INSTRUCTION: Find the string "title" in the entries and copy each line that has it.

** start of AVAILABLE RECORDS **

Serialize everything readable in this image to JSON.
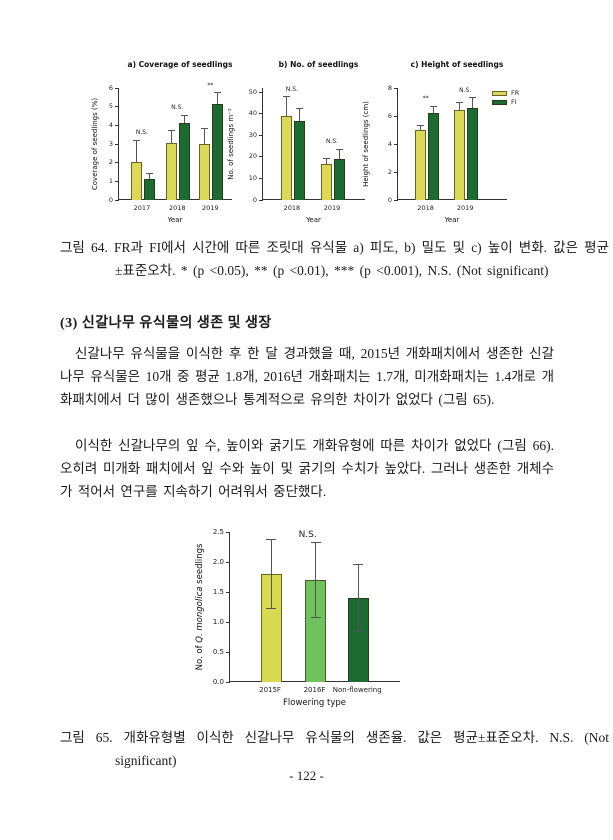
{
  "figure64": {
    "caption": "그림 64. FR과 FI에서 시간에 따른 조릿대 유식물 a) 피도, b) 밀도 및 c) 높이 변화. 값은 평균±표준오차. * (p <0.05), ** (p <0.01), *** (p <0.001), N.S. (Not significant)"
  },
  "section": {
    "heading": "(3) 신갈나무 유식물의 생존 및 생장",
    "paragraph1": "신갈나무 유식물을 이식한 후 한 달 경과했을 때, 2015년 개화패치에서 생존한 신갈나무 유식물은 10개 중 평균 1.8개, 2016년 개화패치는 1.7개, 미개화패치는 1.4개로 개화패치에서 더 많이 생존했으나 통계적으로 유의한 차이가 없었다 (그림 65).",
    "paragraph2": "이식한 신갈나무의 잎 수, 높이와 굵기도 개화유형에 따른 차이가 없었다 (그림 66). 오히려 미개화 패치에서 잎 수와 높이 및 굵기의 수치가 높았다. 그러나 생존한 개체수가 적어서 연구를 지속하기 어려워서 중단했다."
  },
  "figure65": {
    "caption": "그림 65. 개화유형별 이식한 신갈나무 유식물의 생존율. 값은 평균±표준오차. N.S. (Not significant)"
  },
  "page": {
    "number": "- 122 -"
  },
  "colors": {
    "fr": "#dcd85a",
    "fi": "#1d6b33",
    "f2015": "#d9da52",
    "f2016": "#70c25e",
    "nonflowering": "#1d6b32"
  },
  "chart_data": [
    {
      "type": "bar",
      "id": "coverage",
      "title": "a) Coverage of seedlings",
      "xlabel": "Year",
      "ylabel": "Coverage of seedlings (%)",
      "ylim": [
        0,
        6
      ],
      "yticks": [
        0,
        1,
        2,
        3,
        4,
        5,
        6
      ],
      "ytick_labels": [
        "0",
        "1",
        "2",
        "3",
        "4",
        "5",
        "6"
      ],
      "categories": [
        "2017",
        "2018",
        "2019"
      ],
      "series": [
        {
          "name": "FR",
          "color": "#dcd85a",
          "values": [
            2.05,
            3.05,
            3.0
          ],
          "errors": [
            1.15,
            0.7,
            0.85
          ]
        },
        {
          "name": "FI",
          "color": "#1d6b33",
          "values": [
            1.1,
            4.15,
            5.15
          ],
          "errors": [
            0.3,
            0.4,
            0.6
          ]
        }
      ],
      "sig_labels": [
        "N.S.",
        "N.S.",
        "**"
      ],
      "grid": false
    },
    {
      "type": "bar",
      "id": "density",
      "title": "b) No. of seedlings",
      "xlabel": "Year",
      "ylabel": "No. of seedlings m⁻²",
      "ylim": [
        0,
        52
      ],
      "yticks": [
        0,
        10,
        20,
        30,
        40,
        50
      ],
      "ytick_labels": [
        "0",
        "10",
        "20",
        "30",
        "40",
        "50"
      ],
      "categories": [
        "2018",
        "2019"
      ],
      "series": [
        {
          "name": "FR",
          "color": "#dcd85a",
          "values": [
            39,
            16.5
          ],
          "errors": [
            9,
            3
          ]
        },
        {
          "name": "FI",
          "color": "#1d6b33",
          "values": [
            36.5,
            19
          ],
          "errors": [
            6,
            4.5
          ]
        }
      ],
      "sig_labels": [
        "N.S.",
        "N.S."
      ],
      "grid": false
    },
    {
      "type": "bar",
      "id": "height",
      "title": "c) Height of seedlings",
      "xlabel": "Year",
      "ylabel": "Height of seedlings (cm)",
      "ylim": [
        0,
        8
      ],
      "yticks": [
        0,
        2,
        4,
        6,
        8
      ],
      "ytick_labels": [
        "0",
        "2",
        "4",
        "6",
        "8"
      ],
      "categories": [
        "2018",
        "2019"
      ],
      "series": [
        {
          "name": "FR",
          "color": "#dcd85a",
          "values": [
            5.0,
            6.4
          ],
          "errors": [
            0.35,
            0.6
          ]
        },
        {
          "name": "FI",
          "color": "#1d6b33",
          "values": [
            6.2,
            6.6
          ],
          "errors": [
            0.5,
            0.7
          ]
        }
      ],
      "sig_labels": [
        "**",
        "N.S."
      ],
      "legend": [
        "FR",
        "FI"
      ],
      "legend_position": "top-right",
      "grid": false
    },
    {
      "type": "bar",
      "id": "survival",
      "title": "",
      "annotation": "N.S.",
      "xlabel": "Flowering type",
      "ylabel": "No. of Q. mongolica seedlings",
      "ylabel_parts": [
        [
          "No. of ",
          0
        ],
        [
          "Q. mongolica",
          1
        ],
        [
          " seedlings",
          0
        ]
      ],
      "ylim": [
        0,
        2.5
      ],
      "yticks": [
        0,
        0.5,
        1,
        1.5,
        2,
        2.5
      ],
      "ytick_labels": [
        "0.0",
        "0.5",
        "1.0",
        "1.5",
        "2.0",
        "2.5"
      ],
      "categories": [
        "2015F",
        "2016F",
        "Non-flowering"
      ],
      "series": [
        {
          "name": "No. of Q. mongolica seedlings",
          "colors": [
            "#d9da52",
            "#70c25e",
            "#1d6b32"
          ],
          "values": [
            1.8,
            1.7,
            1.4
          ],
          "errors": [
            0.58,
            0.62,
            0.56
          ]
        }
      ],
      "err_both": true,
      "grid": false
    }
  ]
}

** end of AVAILABLE RECORDS **

ANSWER TO THE PROBLEM:
      "title": "a) Coverage of seedlings",
      "title": "b) No. of seedlings",
      "title": "c) Height of seedlings",
      "title": "",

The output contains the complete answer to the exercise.